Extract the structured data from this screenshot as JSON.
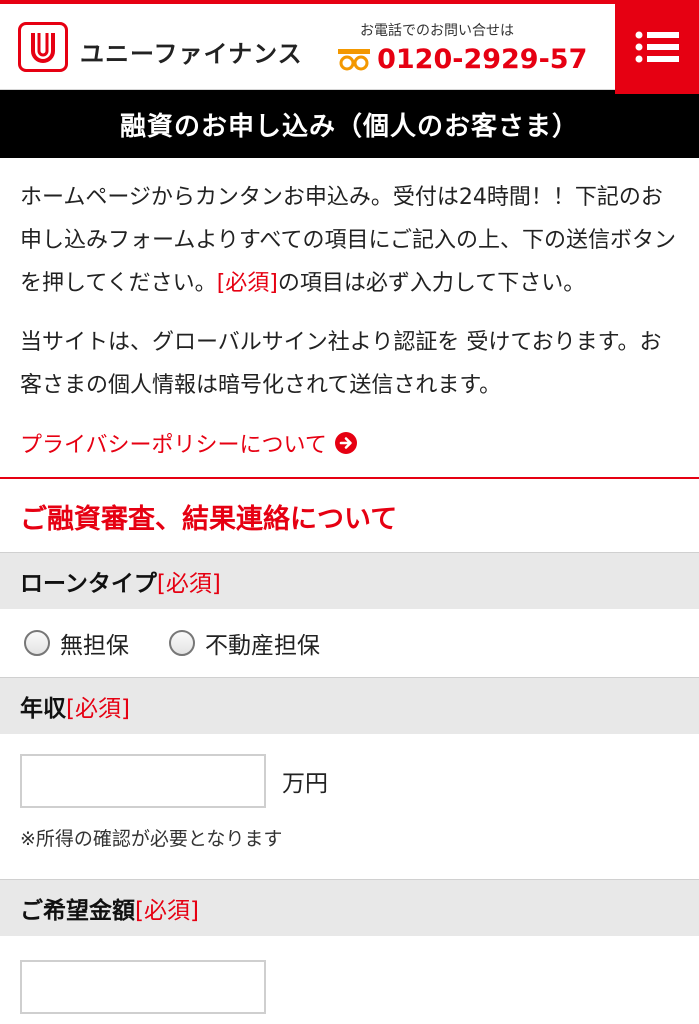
{
  "header": {
    "brand": "ユニーファイナンス",
    "tel_caption": "お電話でのお問い合せは",
    "tel_number": "0120-2929-57",
    "menu_icon": "hamburger-menu-icon",
    "accent": "#e60012"
  },
  "title_bar": "融資のお申し込み（個人のお客さま）",
  "intro": {
    "para1_a": "ホームページからカンタンお申込み。受付は24時間！！下記のお申し込みフォームよりすべての項目にご記入の上、下の送信ボタンを押してください。",
    "para1_req": "[必須]",
    "para1_b": "の項目は必ず入力して下さい。",
    "para2": "当サイトは、グローバルサイン社より認証を 受けております。お客さまの個人情報は暗号化されて送信されます。",
    "policy_link": "プライバシーポリシーについて"
  },
  "section_title": "ご融資審査、結果連絡について",
  "required_mark": "[必須]",
  "fields": {
    "loan_type": {
      "label": "ローンタイプ",
      "options": [
        "無担保",
        "不動産担保"
      ]
    },
    "income": {
      "label": "年収",
      "value": "",
      "unit": "万円",
      "note": "※所得の確認が必要となります"
    },
    "amount": {
      "label": "ご希望金額",
      "value": ""
    }
  }
}
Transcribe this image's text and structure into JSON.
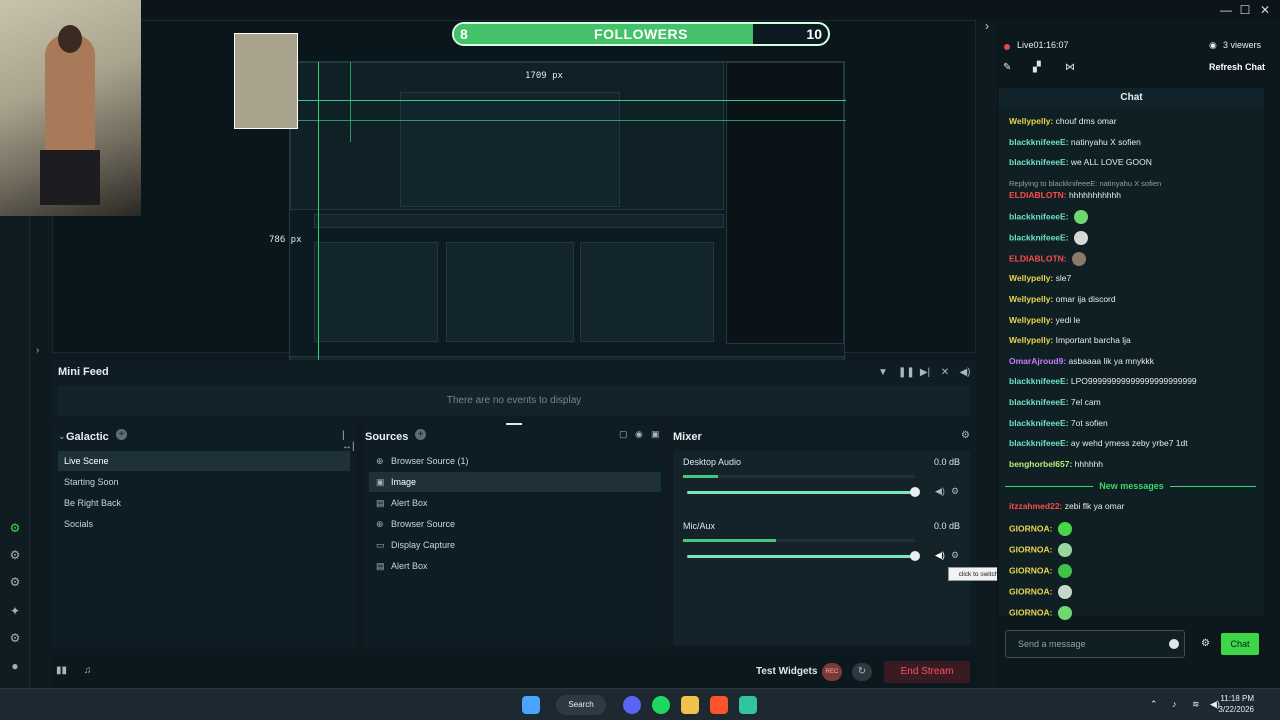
{
  "window": {
    "minimize": "—",
    "maximize": "☐",
    "close": "✕",
    "expand": "›"
  },
  "followers": {
    "current": "8",
    "title": "FOLLOWERS",
    "goal": "10",
    "progress_fraction": 0.8
  },
  "preview": {
    "dim_width": "1709 px",
    "dim_height": "786 px"
  },
  "mini_feed": {
    "title": "Mini Feed",
    "empty": "There are no events to display"
  },
  "scenes": {
    "title": "Galactic",
    "items": [
      "Live Scene",
      "Starting Soon",
      "Be Right Back",
      "Socials"
    ],
    "active_index": 0
  },
  "sources": {
    "title": "Sources",
    "items": [
      {
        "label": "Browser Source (1)",
        "icon": "globe-icon",
        "glyph": "⊕"
      },
      {
        "label": "Image",
        "icon": "image-icon",
        "glyph": "▣"
      },
      {
        "label": "Alert Box",
        "icon": "widget-icon",
        "glyph": "▤"
      },
      {
        "label": "Browser Source",
        "icon": "globe-icon",
        "glyph": "⊕"
      },
      {
        "label": "Display Capture",
        "icon": "monitor-icon",
        "glyph": "▭"
      },
      {
        "label": "Alert Box",
        "icon": "widget-icon",
        "glyph": "▤"
      }
    ]
  },
  "mixer": {
    "title": "Mixer",
    "channels": [
      {
        "name": "Desktop Audio",
        "db": "0.0 dB",
        "level": 0.15,
        "volume": 1.0
      },
      {
        "name": "Mic/Aux",
        "db": "0.0 dB",
        "level": 0.4,
        "volume": 1.0
      }
    ],
    "tooltip": "click to switch off"
  },
  "bottom": {
    "test_widgets": "Test Widgets",
    "rec": "REC",
    "end_stream": "End Stream"
  },
  "chat": {
    "status": "Live01:16:07",
    "viewers": "3 viewers",
    "refresh": "Refresh Chat",
    "header": "Chat",
    "messages": [
      {
        "user": "Wellypelly:",
        "text": "chouf dms omar",
        "color": "#e8d44d"
      },
      {
        "user": "blackknifeeeE:",
        "text": "natinyahu X sofien",
        "color": "#6fe0c8"
      },
      {
        "user": "blackknifeeeE:",
        "text": "we ALL LOVE GOON",
        "color": "#6fe0c8"
      },
      {
        "reply": "Replying to blackknifeeeE: natinyahu X sofien"
      },
      {
        "user": "ELDIABLOTN:",
        "text": "hhhhhhhhhhh",
        "color": "#ff4a4a"
      },
      {
        "user": "blackknifeeeE:",
        "text": "",
        "color": "#6fe0c8",
        "emote": "#6fd86f"
      },
      {
        "user": "blackknifeeeE:",
        "text": "",
        "color": "#6fe0c8",
        "emote": "#d8d8d8"
      },
      {
        "user": "ELDIABLOTN:",
        "text": "",
        "color": "#ff4a4a",
        "emote": "#8a7a6a"
      },
      {
        "user": "Wellypelly:",
        "text": "sle7",
        "color": "#e8d44d"
      },
      {
        "user": "Wellypelly:",
        "text": "omar ija discord",
        "color": "#e8d44d"
      },
      {
        "user": "Wellypelly:",
        "text": "yedi le",
        "color": "#e8d44d"
      },
      {
        "user": "Wellypelly:",
        "text": "Important barcha lja",
        "color": "#e8d44d"
      },
      {
        "user": "OmarAjroud9:",
        "text": "asbaaaa lik ya mnykkk",
        "color": "#c77dff"
      },
      {
        "user": "blackknifeeeE:",
        "text": "LPO99999999999999999999999",
        "color": "#6fe0c8"
      },
      {
        "user": "blackknifeeeE:",
        "text": "7el cam",
        "color": "#6fe0c8"
      },
      {
        "user": "blackknifeeeE:",
        "text": "7ot sofien",
        "color": "#6fe0c8"
      },
      {
        "user": "blackknifeeeE:",
        "text": "ay wehd ymess zeby yrbe7 1dt",
        "color": "#6fe0c8"
      },
      {
        "user": "benghorbel657:",
        "text": "hhhhhh",
        "color": "#b6f07a"
      }
    ],
    "new_messages": "New messages",
    "new": [
      {
        "user": "itzzahmed22:",
        "text": "zebi flk ya omar",
        "color": "#ff4a4a"
      },
      {
        "user": "GIORNOA:",
        "text": "",
        "color": "#e8d44d",
        "emote": "#49d449"
      },
      {
        "user": "GIORNOA:",
        "text": "",
        "color": "#e8d44d",
        "emote": "#9ad6a0"
      },
      {
        "user": "GIORNOA:",
        "text": "",
        "color": "#e8d44d",
        "emote": "#3fc24a"
      },
      {
        "user": "GIORNOA:",
        "text": "",
        "color": "#e8d44d",
        "emote": "#c8d8c8"
      },
      {
        "user": "GIORNOA:",
        "text": "",
        "color": "#e8d44d",
        "emote": "#6fd86f"
      }
    ],
    "input_placeholder": "Send a message",
    "send": "Chat"
  },
  "taskbar": {
    "search": "Search",
    "time": "11:18 PM",
    "date": "3/22/2026"
  }
}
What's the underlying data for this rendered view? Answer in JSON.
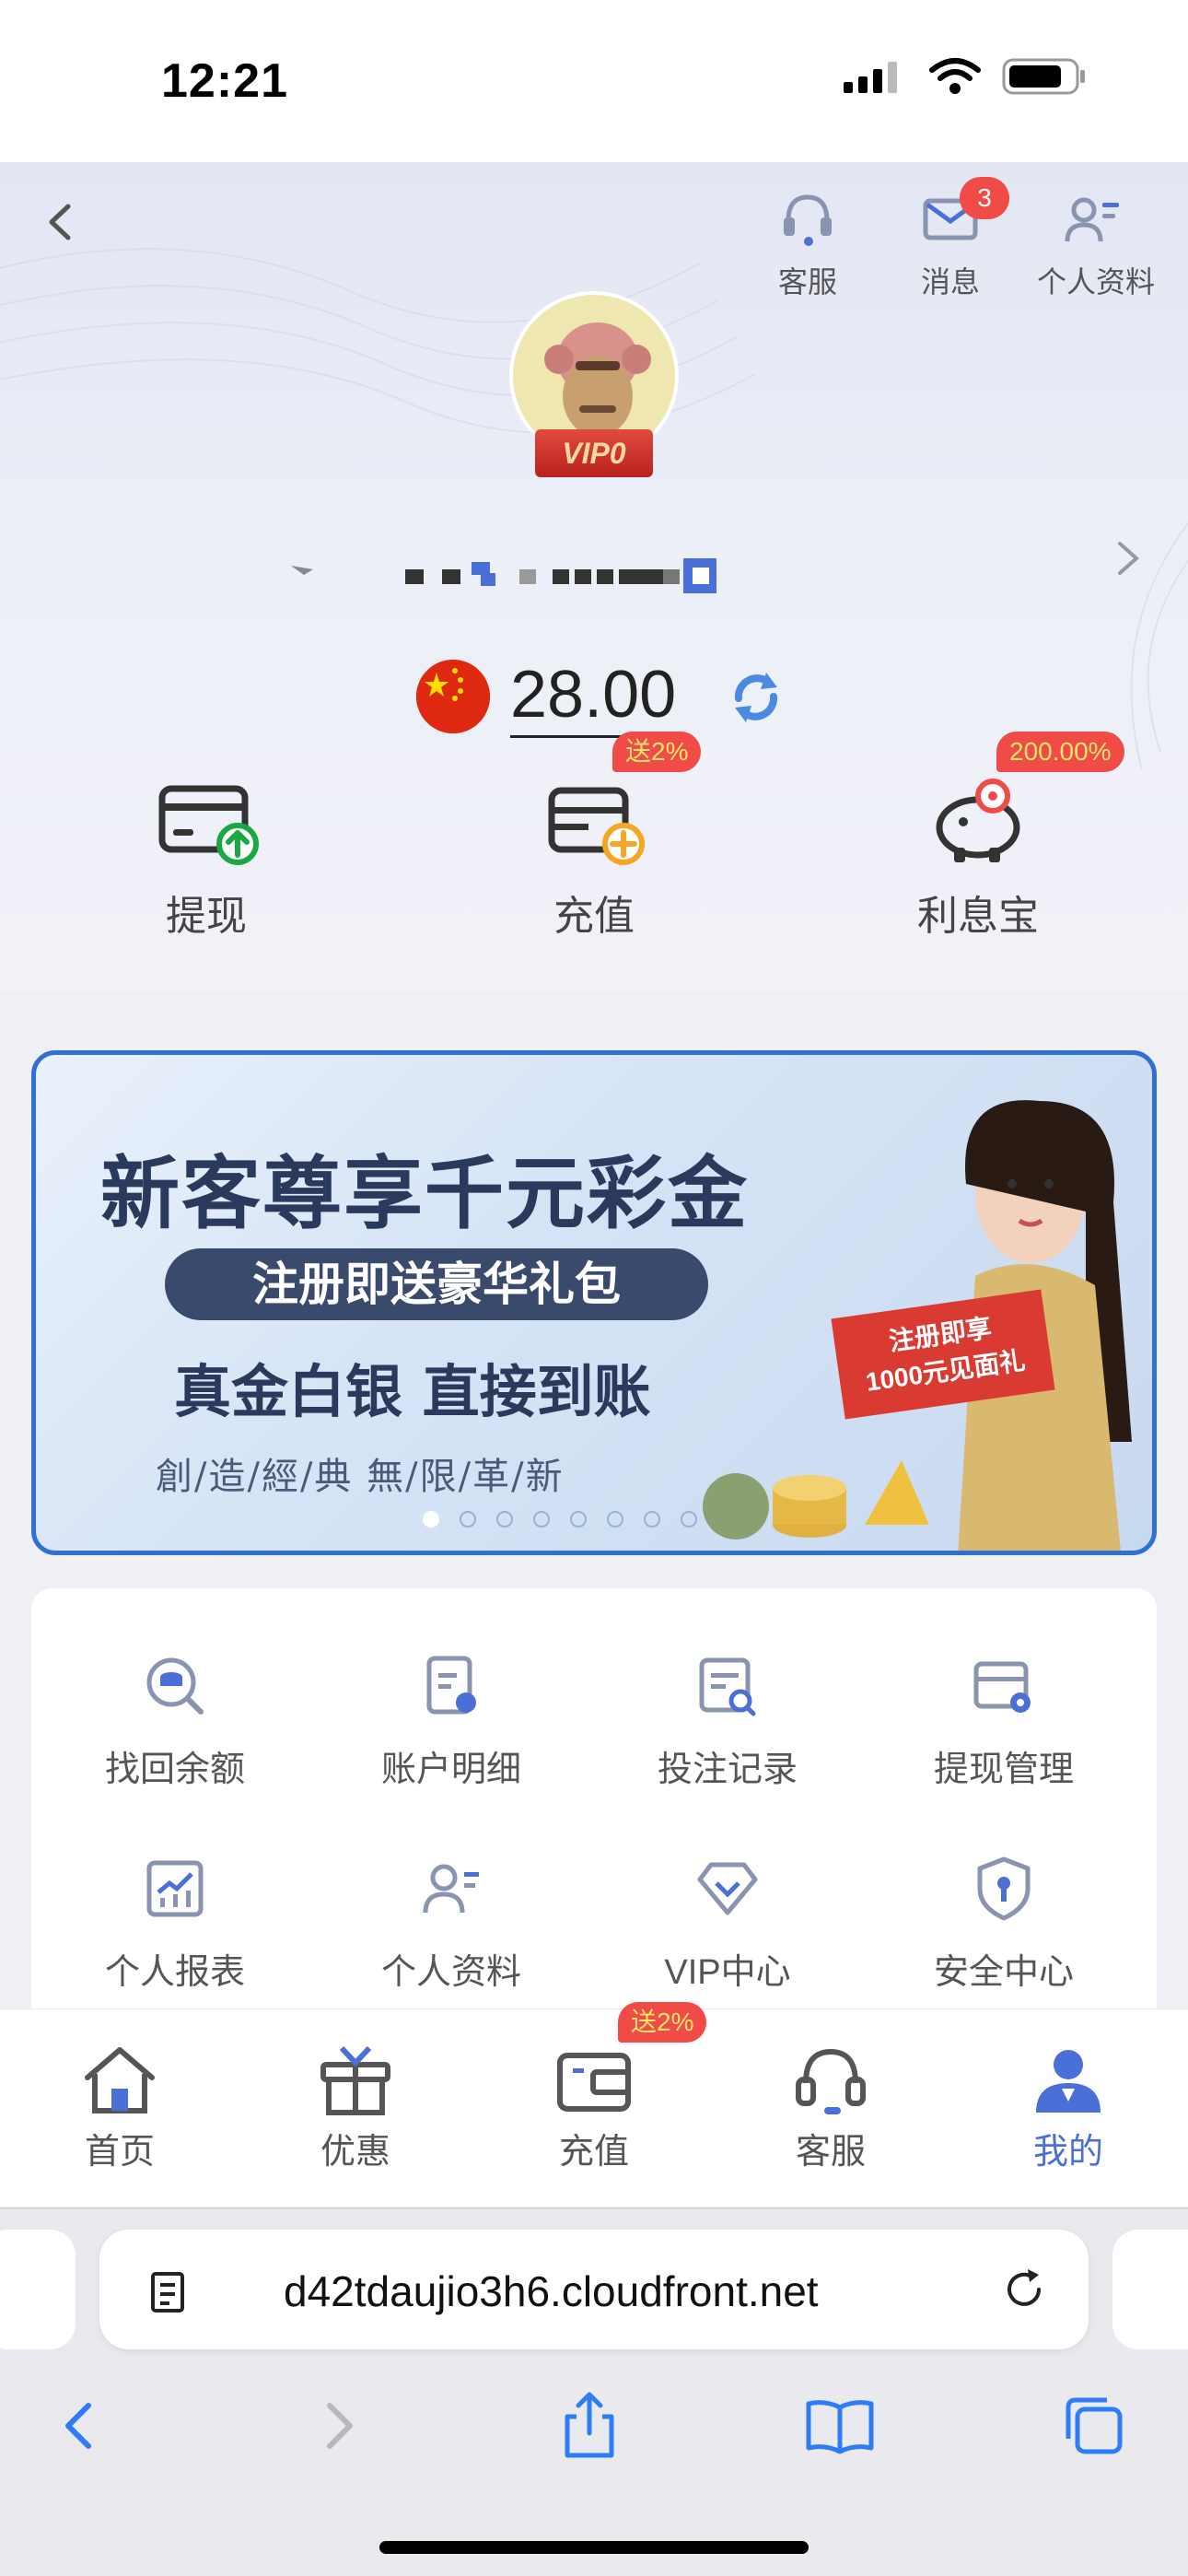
{
  "status_bar": {
    "time": "12:21"
  },
  "header": {
    "actions": [
      {
        "label": "客服",
        "icon": "headset-icon"
      },
      {
        "label": "消息",
        "icon": "mail-icon",
        "badge": "3"
      },
      {
        "label": "个人资料",
        "icon": "profile-card-icon"
      }
    ],
    "vip_level": "VIP0",
    "balance": "28.00"
  },
  "quick_actions": [
    {
      "label": "提现",
      "icon": "withdraw-card-icon"
    },
    {
      "label": "充值",
      "icon": "deposit-icon",
      "promo": "送2%"
    },
    {
      "label": "利息宝",
      "icon": "piggy-bank-icon",
      "promo": "200.00%"
    }
  ],
  "banner": {
    "title": "新客尊享千元彩金",
    "pill": "注册即送豪华礼包",
    "subtitle": "真金白银 直接到账",
    "footer": "創/造/經/典 無/限/革/新",
    "ribbon_line1": "注册即享",
    "ribbon_line2": "1000元见面礼",
    "dot_count": 8,
    "active_dot": 0
  },
  "menu": [
    {
      "label": "找回余额",
      "icon": "retrieve-balance-icon"
    },
    {
      "label": "账户明细",
      "icon": "account-details-icon"
    },
    {
      "label": "投注记录",
      "icon": "bet-records-icon"
    },
    {
      "label": "提现管理",
      "icon": "withdraw-manage-icon"
    },
    {
      "label": "个人报表",
      "icon": "report-icon"
    },
    {
      "label": "个人资料",
      "icon": "personal-info-icon"
    },
    {
      "label": "VIP中心",
      "icon": "vip-icon"
    },
    {
      "label": "安全中心",
      "icon": "shield-icon"
    }
  ],
  "tabbar": [
    {
      "label": "首页",
      "icon": "home-icon"
    },
    {
      "label": "优惠",
      "icon": "gift-icon"
    },
    {
      "label": "充值",
      "icon": "wallet-icon",
      "promo": "送2%"
    },
    {
      "label": "客服",
      "icon": "headset-icon"
    },
    {
      "label": "我的",
      "icon": "user-icon",
      "active": true
    }
  ],
  "browser": {
    "url": "d42tdaujio3h6.cloudfront.net"
  },
  "colors": {
    "accent": "#4a70d8",
    "promo_red": "#f04b46",
    "banner_border": "#2f6fd6",
    "green": "#1aa845",
    "orange": "#f5a623"
  }
}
━━━━━━━━━━━━━━━━
* Requirements *
Extract all lines containing the word "JSON".

* Output of the task *
Extract the structured data from this screenshot as JSON.
Transcribe this image's text and structure into JSON.
What's the underlying data for this rendered view? Answer in JSON.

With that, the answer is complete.